#### [PARTS OF THE EXERCISE]
1. Answer these questions using the mountain-journey passage:
(a) At what altitude is the highest community of shepherds found?
(b) How many goats and sheep does the herdsman's grotto have room for?
(c) What is the name of the last pasturing-station on the lower heights of Rotondo?
2. In the mountain-journey passage, why does the narrator say that in the herdsman's cave "Only Polyphemus himself was wanting"? Explain in one to three sentences.

**** EXCERPT TO READ ****

My guide kept on before me at a rapid pace. I sometimes almost shuddered, when I saw myself alone with him in this wilderness of woods and rocks, and he threw a backward glance on me. He was an ill-favoured fellow, and had a villanous eye. I learned afterwards that there was blood on his hands—that he was a murderer. A year previously he had stabbed a Lucchese dead, with a single thrust, on the market-place of Corte.

Riding for hours through these romantic mountain-solitudes you hear nothing but the rushing of the streams, the screaming of falcons, and now and then the clear whistle of a goat-herd calling to his goats.

The herdsmen live in caverns or in huts, on the declivities of Monte Rotondo, to the topmost ridge of which their flocks clamber. The highest community of shepherds is to be found at an altitude of 5000 feet above the level of the sea.

After three hours' ride I reached the first of these singular stations—the Rota del Dragone. Descending from the edge of the ravine towards the water, I saw a black, sooty cave before me, running, like a vault, into the cliff, below enormous blocks of granite—a few paces from its entrance the furious Restonica, chafing itself to madness among huge fragments of rock; all around, crag above crag, and dense forest. A wall of uncemented stones formed an enclosure round the entrance of the grotto. A fire was burning in the cave, round which cowered the shepherd family. A miserable-looking woman seemed to be engaged in mending some article of dress; beside her a fever-sick boy lay wrapped in a brown blanket of goat's wool, from which his pale face and glittering eyes looked out inquiringly.

The herdsman had come out of his cave, and hospitably invited me to alight, and refresh myself with new milk and cheese. I willingly accepted his invitation, and proceeded to inspect the interior of this singular cavernous abode. The grotto, I found, ran a considerable way into the mountain, affording room for a flock of two hundred goats and sheep, which the herdsman every evening brings in to milk. It was so exactly the cave of Polyphemus, that it almost seemed Homer must have taken his description from it. Every item of the description was here, even the rows of dishes full of milk, and more than a hundred flat round cheeses arranged on fresh leaves. Only Polyphemus himself was wanting; for mine host, however robber-like and wild he might look in his shaggy habiliments, was hospitality itself.

"Do the bandits ever pay you a visit?" I asked the Troglodyte. "Sometimes they do," said the man; "when they're hungry. You see the stone here on which I sit?—two years ago a couple of bandit-hunters concealed themselves in my cave; they were after Serafin. But Serafin stole in upon them through the night, and with two stabs he made them both cold upon this stone; then he went his way again into the hills."

My guide hinted that it was time to go. I thanked the herdsman for his refreshment, and rode off, not without a shudder.

The path, which now took us through the Restonica to the other bank, became constantly steeper and more difficult. At last, after a ride of two hours, I reached, thoroughly damp with mist, and during a magnificent thunderstorm, the last of the pasturing-stations on the lower heights of Rotondo. Its name is Co di Mozzo.

**** DATA TO EXAMINE ****

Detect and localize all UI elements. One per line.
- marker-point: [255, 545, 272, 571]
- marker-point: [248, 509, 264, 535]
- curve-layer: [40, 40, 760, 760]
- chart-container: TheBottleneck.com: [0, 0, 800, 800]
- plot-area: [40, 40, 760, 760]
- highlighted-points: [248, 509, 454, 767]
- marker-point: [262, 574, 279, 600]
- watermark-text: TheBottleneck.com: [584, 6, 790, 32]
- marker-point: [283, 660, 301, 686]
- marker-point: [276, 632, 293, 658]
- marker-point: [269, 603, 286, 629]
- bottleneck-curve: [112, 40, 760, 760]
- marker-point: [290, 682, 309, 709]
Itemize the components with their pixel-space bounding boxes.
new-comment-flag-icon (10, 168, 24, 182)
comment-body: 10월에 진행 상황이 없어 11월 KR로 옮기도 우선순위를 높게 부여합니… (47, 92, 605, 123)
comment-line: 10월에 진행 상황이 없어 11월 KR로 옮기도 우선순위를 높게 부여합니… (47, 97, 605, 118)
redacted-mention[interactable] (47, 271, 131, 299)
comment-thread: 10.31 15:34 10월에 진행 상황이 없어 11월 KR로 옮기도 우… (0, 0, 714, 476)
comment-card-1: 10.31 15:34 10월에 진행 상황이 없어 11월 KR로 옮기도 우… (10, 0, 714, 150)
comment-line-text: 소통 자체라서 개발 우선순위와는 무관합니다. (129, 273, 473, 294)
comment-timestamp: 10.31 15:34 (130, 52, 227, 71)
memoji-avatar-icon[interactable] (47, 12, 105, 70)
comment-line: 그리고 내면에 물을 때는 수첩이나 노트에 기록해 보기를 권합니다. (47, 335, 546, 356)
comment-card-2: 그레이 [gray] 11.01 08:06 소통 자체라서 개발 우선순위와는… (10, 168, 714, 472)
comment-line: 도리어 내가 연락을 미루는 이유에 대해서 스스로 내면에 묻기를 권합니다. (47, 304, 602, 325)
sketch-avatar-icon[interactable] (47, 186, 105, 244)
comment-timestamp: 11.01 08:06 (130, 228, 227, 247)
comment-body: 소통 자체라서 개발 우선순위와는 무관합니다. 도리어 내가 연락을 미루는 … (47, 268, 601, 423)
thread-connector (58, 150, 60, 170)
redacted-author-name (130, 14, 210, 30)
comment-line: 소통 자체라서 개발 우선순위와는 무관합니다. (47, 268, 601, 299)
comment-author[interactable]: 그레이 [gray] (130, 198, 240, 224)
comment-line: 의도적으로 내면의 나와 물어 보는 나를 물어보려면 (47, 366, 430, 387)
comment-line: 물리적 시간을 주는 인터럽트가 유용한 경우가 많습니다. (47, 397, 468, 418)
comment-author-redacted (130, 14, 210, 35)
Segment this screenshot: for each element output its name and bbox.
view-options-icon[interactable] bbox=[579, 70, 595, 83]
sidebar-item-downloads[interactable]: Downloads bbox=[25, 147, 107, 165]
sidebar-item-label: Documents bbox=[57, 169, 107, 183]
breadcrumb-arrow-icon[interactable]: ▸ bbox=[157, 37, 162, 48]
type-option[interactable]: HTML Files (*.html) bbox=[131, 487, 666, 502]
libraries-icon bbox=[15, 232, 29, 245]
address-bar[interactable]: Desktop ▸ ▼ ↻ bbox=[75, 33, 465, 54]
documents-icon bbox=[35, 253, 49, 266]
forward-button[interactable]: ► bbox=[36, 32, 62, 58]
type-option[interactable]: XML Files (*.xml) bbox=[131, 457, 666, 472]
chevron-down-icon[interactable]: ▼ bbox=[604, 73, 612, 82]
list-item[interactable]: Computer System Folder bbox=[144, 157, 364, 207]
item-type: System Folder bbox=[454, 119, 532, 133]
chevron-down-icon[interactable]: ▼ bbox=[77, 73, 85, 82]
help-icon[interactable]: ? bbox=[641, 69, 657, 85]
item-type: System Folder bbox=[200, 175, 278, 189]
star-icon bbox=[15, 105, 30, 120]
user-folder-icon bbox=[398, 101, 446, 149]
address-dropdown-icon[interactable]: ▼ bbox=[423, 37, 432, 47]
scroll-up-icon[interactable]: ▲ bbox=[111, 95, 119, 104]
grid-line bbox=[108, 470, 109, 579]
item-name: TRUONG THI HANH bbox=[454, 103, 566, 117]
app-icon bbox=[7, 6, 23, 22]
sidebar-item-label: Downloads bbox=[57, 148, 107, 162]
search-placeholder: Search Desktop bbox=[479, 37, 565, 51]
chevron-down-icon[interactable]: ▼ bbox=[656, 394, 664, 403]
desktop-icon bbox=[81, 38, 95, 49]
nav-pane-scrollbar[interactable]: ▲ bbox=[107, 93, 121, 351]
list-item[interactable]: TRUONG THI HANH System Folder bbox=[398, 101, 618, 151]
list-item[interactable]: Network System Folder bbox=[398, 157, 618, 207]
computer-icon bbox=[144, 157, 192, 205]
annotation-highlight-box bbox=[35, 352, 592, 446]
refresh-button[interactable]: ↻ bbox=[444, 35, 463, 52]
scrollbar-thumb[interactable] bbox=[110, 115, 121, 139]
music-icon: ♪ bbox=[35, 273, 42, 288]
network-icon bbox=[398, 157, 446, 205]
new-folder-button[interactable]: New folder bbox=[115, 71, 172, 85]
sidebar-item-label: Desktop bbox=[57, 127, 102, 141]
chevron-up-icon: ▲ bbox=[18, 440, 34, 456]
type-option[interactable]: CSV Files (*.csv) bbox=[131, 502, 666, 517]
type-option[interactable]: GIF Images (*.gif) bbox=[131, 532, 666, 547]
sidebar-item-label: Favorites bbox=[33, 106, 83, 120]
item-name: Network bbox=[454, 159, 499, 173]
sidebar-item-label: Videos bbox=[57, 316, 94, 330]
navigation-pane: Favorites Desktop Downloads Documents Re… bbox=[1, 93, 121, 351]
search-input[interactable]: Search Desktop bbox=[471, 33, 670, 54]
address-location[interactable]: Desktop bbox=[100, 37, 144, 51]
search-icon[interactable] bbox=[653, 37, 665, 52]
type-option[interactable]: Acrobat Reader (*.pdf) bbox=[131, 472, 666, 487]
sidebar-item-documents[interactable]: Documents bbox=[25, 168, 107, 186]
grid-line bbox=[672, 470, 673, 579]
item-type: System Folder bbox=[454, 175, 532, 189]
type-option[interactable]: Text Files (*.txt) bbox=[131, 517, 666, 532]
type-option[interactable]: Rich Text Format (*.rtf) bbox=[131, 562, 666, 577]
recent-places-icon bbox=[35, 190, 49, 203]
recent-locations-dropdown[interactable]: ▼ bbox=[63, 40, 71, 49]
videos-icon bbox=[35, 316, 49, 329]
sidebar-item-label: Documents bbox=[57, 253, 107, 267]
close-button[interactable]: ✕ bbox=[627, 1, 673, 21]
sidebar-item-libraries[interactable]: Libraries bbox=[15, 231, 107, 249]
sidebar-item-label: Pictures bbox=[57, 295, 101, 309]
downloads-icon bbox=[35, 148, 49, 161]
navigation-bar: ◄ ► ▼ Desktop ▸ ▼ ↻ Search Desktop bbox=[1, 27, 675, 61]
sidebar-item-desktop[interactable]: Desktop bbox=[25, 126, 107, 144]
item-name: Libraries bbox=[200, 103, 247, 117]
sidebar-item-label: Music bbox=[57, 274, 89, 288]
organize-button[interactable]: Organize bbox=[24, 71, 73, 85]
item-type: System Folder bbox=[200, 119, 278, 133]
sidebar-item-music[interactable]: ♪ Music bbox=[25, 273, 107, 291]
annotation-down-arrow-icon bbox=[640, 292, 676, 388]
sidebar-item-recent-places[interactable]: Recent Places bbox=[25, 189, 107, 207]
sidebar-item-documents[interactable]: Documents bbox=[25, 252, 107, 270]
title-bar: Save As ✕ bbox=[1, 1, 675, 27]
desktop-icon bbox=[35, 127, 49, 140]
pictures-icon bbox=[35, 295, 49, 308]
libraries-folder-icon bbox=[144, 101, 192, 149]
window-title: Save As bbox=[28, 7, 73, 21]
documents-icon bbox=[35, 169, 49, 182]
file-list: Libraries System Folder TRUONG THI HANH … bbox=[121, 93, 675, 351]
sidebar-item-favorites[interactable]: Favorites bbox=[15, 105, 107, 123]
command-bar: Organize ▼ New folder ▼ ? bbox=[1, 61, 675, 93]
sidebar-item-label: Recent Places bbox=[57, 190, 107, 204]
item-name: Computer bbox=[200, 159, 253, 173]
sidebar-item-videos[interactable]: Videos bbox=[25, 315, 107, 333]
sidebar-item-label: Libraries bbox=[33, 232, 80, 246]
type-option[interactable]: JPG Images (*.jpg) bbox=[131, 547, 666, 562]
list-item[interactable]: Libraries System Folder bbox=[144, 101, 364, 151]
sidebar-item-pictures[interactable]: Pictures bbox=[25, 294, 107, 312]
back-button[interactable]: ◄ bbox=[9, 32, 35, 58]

****

#### [RESULTS OF THE TASKS]
1.
(a) 5000 feet above the level of the sea.
(b) Two hundred.
(c) Co di Mozzo.

2. The cave matched every item of Homer's description of Polyphemus's cave, down to the rows of dishes full of milk and the more than a hundred cheeses on fresh leaves. The host, however, did not fill the role of Polyphemus: although he looked robber-like and wild in his shaggy clothes, he was hospitality itself.